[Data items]

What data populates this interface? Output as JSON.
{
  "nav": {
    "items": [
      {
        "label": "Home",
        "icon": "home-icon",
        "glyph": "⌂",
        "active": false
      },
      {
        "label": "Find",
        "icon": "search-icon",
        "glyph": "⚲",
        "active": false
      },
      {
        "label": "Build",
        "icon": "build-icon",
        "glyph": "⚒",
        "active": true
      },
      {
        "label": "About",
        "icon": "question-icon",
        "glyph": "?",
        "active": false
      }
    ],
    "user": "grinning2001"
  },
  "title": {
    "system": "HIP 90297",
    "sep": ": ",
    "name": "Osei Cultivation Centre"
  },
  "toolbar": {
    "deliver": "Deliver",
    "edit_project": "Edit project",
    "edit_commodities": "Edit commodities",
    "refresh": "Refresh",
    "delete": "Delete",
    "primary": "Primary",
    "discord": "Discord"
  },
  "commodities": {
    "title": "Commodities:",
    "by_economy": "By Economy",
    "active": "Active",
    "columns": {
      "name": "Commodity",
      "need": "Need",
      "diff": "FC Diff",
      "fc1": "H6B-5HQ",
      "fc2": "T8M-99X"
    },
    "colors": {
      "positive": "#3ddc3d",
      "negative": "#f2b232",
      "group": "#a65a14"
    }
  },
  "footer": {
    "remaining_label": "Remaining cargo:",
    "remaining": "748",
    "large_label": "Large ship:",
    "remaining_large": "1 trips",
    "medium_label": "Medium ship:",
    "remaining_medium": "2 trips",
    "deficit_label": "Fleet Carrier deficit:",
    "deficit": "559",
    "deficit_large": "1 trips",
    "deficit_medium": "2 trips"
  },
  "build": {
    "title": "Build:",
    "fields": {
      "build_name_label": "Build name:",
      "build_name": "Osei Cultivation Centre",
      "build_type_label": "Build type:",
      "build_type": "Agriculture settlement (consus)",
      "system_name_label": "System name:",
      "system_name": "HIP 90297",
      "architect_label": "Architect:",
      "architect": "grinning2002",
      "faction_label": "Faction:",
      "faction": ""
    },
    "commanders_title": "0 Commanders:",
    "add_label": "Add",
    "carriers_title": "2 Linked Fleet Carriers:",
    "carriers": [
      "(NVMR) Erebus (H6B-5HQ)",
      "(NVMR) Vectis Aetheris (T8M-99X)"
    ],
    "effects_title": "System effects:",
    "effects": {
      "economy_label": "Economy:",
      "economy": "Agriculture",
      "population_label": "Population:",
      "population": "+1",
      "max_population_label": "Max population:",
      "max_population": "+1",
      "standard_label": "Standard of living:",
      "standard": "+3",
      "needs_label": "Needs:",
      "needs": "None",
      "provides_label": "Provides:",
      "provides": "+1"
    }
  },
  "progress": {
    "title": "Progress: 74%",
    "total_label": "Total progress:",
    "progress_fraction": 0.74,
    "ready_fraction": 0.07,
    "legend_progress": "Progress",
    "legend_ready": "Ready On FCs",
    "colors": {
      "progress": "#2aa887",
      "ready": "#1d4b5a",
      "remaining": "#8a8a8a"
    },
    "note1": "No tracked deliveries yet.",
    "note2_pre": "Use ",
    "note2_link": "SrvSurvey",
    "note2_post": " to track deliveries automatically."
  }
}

# Requirement
Every line above needs to be retyped exactly.

# Task answer
What data populates this interface? Output as JSON.
{
  "nav": {
    "items": [
      {
        "label": "Home",
        "icon": "home-icon",
        "glyph": "⌂",
        "active": false
      },
      {
        "label": "Find",
        "icon": "search-icon",
        "glyph": "⚲",
        "active": false
      },
      {
        "label": "Build",
        "icon": "build-icon",
        "glyph": "⚒",
        "active": true
      },
      {
        "label": "About",
        "icon": "question-icon",
        "glyph": "?",
        "active": false
      }
    ],
    "user": "grinning2001"
  },
  "title": {
    "system": "HIP 90297",
    "sep": ": ",
    "name": "Osei Cultivation Centre"
  },
  "toolbar": {
    "deliver": "Deliver",
    "edit_project": "Edit project",
    "edit_commodities": "Edit commodities",
    "refresh": "Refresh",
    "delete": "Delete",
    "primary": "Primary",
    "discord": "Discord"
  },
  "commodities": {
    "title": "Commodities:",
    "by_economy": "By Economy",
    "active": "Active",
    "columns": {
      "name": "Commodity",
      "need": "Need",
      "diff": "FC Diff",
      "fc1": "H6B-5HQ",
      "fc2": "T8M-99X"
    },
    "colors": {
      "positive": "#3ddc3d",
      "negative": "#f2b232",
      "group": "#a65a14"
    }
  },
  "footer": {
    "remaining_label": "Remaining cargo:",
    "remaining": "748",
    "large_label": "Large ship:",
    "remaining_large": "1 trips",
    "medium_label": "Medium ship:",
    "remaining_medium": "2 trips",
    "deficit_label": "Fleet Carrier deficit:",
    "deficit": "559",
    "deficit_large": "1 trips",
    "deficit_medium": "2 trips"
  },
  "build": {
    "title": "Build:",
    "fields": {
      "build_name_label": "Build name:",
      "build_name": "Osei Cultivation Centre",
      "build_type_label": "Build type:",
      "build_type": "Agriculture settlement (consus)",
      "system_name_label": "System name:",
      "system_name": "HIP 90297",
      "architect_label": "Architect:",
      "architect": "grinning2002",
      "faction_label": "Faction:",
      "faction": ""
    },
    "commanders_title": "0 Commanders:",
    "add_label": "Add",
    "carriers_title": "2 Linked Fleet Carriers:",
    "carriers": [
      "(NVMR) Erebus (H6B-5HQ)",
      "(NVMR) Vectis Aetheris (T8M-99X)"
    ],
    "effects_title": "System effects:",
    "effects": {
      "economy_label": "Economy:",
      "economy": "Agriculture",
      "population_label": "Population:",
      "population": "+1",
      "max_population_label": "Max population:",
      "max_population": "+1",
      "standard_label": "Standard of living:",
      "standard": "+3",
      "needs_label": "Needs:",
      "needs": "None",
      "provides_label": "Provides:",
      "provides": "+1"
    }
  },
  "progress": {
    "title": "Progress: 74%",
    "total_label": "Total progress:",
    "progress_fraction": 0.74,
    "ready_fraction": 0.07,
    "legend_progress": "Progress",
    "legend_ready": "Ready On FCs",
    "colors": {
      "progress": "#2aa887",
      "ready": "#1d4b5a",
      "remaining": "#8a8a8a"
    },
    "note1": "No tracked deliveries yet.",
    "note2_pre": "Use ",
    "note2_link": "SrvSurvey",
    "note2_post": " to track deliveries automatically."
  }
}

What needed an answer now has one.